*GOAL:*
Copy each line where the word "JSON" occurs.

*SUPPLIED INFORMATION:*
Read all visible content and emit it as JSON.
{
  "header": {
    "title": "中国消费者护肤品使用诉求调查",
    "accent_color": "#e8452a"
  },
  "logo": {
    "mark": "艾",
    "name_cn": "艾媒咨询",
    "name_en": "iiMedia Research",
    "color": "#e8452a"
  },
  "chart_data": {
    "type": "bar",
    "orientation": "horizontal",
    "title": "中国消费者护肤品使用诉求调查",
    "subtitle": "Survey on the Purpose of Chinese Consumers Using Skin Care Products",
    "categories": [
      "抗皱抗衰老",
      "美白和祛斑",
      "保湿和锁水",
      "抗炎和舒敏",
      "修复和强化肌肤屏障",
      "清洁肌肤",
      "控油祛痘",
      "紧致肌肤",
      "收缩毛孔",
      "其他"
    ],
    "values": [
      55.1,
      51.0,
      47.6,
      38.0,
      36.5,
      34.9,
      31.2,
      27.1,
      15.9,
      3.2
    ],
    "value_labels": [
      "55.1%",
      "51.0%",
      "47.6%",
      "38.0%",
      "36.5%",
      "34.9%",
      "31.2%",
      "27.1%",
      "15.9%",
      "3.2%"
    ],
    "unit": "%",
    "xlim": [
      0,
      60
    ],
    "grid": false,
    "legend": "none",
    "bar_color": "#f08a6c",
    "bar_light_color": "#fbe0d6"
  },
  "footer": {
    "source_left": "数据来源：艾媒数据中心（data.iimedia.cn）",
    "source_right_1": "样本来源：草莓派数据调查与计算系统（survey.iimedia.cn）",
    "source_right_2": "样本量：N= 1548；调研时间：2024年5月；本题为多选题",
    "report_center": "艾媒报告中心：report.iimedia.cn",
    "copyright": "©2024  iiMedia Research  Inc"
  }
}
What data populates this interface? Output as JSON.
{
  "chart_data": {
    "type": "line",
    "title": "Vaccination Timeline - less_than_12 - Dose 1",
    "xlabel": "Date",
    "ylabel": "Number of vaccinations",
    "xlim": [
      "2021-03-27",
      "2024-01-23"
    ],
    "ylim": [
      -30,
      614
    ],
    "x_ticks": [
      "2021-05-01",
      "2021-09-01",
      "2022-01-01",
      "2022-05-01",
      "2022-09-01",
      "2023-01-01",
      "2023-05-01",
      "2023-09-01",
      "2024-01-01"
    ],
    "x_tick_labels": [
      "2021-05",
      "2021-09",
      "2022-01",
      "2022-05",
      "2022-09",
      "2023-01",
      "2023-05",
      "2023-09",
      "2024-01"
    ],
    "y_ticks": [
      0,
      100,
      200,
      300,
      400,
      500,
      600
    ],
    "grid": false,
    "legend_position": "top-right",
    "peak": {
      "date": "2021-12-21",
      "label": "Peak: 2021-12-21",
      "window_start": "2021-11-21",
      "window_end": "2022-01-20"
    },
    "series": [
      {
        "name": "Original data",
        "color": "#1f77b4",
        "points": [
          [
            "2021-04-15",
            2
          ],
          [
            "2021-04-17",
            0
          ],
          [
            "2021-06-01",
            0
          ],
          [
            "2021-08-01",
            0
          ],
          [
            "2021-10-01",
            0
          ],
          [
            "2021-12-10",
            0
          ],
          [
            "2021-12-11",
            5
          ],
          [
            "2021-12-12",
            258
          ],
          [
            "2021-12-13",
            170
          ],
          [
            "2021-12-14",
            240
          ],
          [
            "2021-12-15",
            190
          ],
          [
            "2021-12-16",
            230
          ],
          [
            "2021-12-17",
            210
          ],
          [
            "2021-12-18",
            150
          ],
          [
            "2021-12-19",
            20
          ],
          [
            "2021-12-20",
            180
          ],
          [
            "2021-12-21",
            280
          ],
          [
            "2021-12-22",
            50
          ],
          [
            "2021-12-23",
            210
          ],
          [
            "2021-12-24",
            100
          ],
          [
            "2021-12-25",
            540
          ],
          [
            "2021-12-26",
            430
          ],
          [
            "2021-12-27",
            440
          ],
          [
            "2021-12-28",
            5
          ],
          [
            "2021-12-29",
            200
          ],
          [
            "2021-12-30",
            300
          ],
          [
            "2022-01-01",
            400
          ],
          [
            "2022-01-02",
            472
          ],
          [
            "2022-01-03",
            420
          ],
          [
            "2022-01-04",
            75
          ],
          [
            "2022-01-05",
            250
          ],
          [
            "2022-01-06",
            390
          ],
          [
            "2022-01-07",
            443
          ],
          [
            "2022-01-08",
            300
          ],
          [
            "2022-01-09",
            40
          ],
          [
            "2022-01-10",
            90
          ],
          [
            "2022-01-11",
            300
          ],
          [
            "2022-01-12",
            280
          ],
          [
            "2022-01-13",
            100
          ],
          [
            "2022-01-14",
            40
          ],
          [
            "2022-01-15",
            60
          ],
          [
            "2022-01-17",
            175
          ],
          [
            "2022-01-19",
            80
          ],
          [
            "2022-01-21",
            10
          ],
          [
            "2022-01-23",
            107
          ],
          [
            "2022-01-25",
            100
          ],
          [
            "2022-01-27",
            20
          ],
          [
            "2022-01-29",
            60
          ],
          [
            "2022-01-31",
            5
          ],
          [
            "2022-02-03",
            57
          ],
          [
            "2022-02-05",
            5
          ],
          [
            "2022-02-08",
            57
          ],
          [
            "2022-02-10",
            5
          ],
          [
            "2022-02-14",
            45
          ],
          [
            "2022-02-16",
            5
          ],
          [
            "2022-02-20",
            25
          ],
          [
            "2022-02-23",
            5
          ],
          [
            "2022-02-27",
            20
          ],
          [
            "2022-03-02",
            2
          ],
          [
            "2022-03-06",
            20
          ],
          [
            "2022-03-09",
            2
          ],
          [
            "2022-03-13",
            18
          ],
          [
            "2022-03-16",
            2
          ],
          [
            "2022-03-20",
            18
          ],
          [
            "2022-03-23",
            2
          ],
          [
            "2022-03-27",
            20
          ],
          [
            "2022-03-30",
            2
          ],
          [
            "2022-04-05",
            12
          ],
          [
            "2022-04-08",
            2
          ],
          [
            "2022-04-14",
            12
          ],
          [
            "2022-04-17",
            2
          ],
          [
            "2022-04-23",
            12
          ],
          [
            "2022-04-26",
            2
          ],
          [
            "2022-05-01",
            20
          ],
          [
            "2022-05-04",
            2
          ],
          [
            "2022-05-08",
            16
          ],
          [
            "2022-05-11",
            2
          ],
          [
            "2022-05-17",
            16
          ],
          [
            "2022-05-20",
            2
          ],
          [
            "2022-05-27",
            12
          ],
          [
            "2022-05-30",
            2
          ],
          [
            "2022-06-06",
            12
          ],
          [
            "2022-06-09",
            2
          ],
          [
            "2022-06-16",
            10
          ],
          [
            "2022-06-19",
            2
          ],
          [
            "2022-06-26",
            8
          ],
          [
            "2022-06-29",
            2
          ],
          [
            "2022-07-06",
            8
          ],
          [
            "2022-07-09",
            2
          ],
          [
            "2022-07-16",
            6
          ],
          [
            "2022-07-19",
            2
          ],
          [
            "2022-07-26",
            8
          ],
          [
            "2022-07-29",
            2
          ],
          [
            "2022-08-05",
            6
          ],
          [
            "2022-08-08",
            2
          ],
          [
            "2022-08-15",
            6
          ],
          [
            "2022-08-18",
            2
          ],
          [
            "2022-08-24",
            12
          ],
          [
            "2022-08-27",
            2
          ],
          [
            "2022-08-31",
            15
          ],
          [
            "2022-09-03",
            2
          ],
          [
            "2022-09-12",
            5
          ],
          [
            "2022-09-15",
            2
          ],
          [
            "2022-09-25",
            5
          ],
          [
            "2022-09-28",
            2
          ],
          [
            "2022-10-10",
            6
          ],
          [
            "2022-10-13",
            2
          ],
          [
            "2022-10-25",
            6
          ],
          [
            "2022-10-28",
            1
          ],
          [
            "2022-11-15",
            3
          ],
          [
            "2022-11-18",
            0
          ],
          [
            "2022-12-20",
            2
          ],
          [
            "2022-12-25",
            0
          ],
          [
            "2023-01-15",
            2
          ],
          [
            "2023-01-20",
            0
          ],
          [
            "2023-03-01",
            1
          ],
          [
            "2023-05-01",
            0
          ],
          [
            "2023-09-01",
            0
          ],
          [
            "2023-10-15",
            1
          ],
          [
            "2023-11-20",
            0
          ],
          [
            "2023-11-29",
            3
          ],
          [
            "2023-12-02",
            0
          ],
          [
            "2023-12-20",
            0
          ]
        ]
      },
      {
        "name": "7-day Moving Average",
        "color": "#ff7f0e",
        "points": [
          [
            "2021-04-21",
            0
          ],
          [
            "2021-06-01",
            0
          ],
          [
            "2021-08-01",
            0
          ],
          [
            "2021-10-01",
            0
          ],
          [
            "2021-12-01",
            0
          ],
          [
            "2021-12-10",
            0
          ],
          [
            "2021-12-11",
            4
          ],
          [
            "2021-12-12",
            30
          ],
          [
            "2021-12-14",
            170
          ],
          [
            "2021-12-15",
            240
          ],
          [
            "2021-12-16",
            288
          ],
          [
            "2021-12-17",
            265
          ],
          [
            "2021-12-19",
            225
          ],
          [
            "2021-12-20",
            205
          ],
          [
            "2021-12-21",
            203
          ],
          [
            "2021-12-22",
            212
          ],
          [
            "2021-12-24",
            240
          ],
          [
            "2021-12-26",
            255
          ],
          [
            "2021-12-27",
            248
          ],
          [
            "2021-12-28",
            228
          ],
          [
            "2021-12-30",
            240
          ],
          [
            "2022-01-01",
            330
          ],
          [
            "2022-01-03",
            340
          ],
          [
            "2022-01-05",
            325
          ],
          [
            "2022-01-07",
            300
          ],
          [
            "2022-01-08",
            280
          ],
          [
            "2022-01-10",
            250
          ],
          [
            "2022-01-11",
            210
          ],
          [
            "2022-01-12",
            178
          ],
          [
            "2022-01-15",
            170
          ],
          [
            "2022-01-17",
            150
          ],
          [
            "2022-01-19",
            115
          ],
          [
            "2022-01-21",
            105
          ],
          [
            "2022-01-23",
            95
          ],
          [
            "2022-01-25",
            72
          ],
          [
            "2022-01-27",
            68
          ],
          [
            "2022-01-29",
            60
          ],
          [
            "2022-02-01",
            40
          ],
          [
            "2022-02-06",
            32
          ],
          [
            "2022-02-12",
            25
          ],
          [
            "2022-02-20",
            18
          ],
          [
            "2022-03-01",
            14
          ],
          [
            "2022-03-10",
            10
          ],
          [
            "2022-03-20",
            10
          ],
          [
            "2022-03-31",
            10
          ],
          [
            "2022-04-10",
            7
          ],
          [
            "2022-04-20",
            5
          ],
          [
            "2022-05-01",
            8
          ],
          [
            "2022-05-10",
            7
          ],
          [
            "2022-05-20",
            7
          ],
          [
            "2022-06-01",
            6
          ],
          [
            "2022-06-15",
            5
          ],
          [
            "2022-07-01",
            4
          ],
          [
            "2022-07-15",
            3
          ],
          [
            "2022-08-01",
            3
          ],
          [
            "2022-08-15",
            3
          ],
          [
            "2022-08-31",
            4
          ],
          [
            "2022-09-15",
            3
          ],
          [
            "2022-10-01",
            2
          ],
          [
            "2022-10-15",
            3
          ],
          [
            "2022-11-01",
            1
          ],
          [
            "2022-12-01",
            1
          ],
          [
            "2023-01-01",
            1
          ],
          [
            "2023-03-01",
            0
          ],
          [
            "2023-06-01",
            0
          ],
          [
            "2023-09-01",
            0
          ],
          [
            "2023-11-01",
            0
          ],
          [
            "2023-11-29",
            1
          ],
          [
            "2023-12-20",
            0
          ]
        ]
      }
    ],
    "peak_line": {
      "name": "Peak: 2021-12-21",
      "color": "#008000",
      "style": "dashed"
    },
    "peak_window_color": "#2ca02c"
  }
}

*TASK RESULT:*
Read all visible content and emit it as JSON.
What data populates this interface? Output as JSON.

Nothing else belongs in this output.